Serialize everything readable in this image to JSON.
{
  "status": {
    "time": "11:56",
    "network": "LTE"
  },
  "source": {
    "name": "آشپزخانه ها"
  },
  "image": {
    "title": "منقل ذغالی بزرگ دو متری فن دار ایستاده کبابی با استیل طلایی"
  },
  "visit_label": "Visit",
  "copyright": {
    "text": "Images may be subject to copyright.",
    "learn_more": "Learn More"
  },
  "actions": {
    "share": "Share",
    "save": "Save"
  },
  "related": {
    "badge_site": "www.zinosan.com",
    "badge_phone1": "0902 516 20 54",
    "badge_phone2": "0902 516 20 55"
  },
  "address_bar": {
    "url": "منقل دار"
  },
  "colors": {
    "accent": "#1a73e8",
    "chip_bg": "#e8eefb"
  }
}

■ Instruction
Find the word "copyright" in the material, then list each line that holds it.

■ Solution to this exercise
  "copyright": {
    "text": "Images may be subject to copyright.",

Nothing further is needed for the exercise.